** Begin **

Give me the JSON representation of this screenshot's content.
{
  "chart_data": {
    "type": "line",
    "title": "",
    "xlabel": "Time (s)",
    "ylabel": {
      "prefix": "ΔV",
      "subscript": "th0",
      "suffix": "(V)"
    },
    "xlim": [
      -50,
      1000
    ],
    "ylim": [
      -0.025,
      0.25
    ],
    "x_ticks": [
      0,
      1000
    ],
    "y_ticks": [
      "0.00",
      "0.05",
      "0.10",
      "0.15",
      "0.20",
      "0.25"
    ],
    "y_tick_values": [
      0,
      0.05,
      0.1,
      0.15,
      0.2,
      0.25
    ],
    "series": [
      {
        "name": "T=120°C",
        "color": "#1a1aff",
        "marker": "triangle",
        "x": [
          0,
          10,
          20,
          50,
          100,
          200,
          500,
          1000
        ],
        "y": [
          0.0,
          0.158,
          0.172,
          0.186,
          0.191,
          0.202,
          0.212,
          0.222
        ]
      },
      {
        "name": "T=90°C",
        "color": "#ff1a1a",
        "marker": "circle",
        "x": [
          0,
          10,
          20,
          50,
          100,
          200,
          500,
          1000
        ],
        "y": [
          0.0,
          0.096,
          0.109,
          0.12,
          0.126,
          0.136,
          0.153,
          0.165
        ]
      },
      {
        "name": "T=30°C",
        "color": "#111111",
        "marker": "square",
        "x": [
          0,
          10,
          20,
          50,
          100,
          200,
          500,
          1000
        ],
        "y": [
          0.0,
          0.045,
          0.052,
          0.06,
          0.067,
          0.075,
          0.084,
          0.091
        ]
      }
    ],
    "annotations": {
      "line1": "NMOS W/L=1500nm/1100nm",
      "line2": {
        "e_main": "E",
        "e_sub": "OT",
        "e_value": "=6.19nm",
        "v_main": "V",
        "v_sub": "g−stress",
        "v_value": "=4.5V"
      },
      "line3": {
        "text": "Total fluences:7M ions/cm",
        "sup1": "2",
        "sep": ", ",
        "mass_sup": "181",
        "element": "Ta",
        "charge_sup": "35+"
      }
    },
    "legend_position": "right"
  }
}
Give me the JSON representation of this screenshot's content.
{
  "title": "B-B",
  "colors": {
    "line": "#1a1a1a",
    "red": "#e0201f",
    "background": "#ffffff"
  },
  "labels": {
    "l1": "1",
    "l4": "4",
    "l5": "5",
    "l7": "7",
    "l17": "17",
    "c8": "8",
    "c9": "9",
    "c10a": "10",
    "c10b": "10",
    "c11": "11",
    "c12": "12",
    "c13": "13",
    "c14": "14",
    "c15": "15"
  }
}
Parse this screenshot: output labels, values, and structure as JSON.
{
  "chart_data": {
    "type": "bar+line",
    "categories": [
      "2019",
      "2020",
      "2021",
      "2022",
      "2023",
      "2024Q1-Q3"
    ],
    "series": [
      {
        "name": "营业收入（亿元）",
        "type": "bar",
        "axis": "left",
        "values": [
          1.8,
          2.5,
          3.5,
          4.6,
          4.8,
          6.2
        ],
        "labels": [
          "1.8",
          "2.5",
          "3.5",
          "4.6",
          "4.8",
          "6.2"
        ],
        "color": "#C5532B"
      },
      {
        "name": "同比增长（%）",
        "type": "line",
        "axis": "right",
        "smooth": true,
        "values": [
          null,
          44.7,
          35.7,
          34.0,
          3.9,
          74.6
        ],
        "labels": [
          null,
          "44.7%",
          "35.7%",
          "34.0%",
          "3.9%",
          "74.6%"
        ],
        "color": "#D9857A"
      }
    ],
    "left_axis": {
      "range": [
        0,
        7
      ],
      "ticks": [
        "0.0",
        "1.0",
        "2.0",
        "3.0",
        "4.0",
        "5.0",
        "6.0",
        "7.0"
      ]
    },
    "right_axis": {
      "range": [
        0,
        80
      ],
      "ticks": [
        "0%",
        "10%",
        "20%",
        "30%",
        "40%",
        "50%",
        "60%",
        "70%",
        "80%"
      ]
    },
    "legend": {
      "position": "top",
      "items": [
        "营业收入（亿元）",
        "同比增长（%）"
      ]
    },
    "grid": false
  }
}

** End **

Task to carry out
Each entry above is to be printed again exactly.

Expected answer
Give me the JSON representation of this screenshot's content.
{
  "chart_data": {
    "type": "line",
    "title": "",
    "xlabel": "Time (s)",
    "ylabel": {
      "prefix": "ΔV",
      "subscript": "th0",
      "suffix": "(V)"
    },
    "xlim": [
      -50,
      1000
    ],
    "ylim": [
      -0.025,
      0.25
    ],
    "x_ticks": [
      0,
      1000
    ],
    "y_ticks": [
      "0.00",
      "0.05",
      "0.10",
      "0.15",
      "0.20",
      "0.25"
    ],
    "y_tick_values": [
      0,
      0.05,
      0.1,
      0.15,
      0.2,
      0.25
    ],
    "series": [
      {
        "name": "T=120°C",
        "color": "#1a1aff",
        "marker": "triangle",
        "x": [
          0,
          10,
          20,
          50,
          100,
          200,
          500,
          1000
        ],
        "y": [
          0.0,
          0.158,
          0.172,
          0.186,
          0.191,
          0.202,
          0.212,
          0.222
        ]
      },
      {
        "name": "T=90°C",
        "color": "#ff1a1a",
        "marker": "circle",
        "x": [
          0,
          10,
          20,
          50,
          100,
          200,
          500,
          1000
        ],
        "y": [
          0.0,
          0.096,
          0.109,
          0.12,
          0.126,
          0.136,
          0.153,
          0.165
        ]
      },
      {
        "name": "T=30°C",
        "color": "#111111",
        "marker": "square",
        "x": [
          0,
          10,
          20,
          50,
          100,
          200,
          500,
          1000
        ],
        "y": [
          0.0,
          0.045,
          0.052,
          0.06,
          0.067,
          0.075,
          0.084,
          0.091
        ]
      }
    ],
    "annotations": {
      "line1": "NMOS W/L=1500nm/1100nm",
      "line2": {
        "e_main": "E",
        "e_sub": "OT",
        "e_value": "=6.19nm",
        "v_main": "V",
        "v_sub": "g−stress",
        "v_value": "=4.5V"
      },
      "line3": {
        "text": "Total fluences:7M ions/cm",
        "sup1": "2",
        "sep": ", ",
        "mass_sup": "181",
        "element": "Ta",
        "charge_sup": "35+"
      }
    },
    "legend_position": "right"
  }
}
Give me the JSON representation of this screenshot's content.
{
  "title": "B-B",
  "colors": {
    "line": "#1a1a1a",
    "red": "#e0201f",
    "background": "#ffffff"
  },
  "labels": {
    "l1": "1",
    "l4": "4",
    "l5": "5",
    "l7": "7",
    "l17": "17",
    "c8": "8",
    "c9": "9",
    "c10a": "10",
    "c10b": "10",
    "c11": "11",
    "c12": "12",
    "c13": "13",
    "c14": "14",
    "c15": "15"
  }
}
Parse this screenshot: output labels, values, and structure as JSON.
{
  "chart_data": {
    "type": "bar+line",
    "categories": [
      "2019",
      "2020",
      "2021",
      "2022",
      "2023",
      "2024Q1-Q3"
    ],
    "series": [
      {
        "name": "营业收入（亿元）",
        "type": "bar",
        "axis": "left",
        "values": [
          1.8,
          2.5,
          3.5,
          4.6,
          4.8,
          6.2
        ],
        "labels": [
          "1.8",
          "2.5",
          "3.5",
          "4.6",
          "4.8",
          "6.2"
        ],
        "color": "#C5532B"
      },
      {
        "name": "同比增长（%）",
        "type": "line",
        "axis": "right",
        "smooth": true,
        "values": [
          null,
          44.7,
          35.7,
          34.0,
          3.9,
          74.6
        ],
        "labels": [
          null,
          "44.7%",
          "35.7%",
          "34.0%",
          "3.9%",
          "74.6%"
        ],
        "color": "#D9857A"
      }
    ],
    "left_axis": {
      "range": [
        0,
        7
      ],
      "ticks": [
        "0.0",
        "1.0",
        "2.0",
        "3.0",
        "4.0",
        "5.0",
        "6.0",
        "7.0"
      ]
    },
    "right_axis": {
      "range": [
        0,
        80
      ],
      "ticks": [
        "0%",
        "10%",
        "20%",
        "30%",
        "40%",
        "50%",
        "60%",
        "70%",
        "80%"
      ]
    },
    "legend": {
      "position": "top",
      "items": [
        "营业收入（亿元）",
        "同比增长（%）"
      ]
    },
    "grid": false
  }
}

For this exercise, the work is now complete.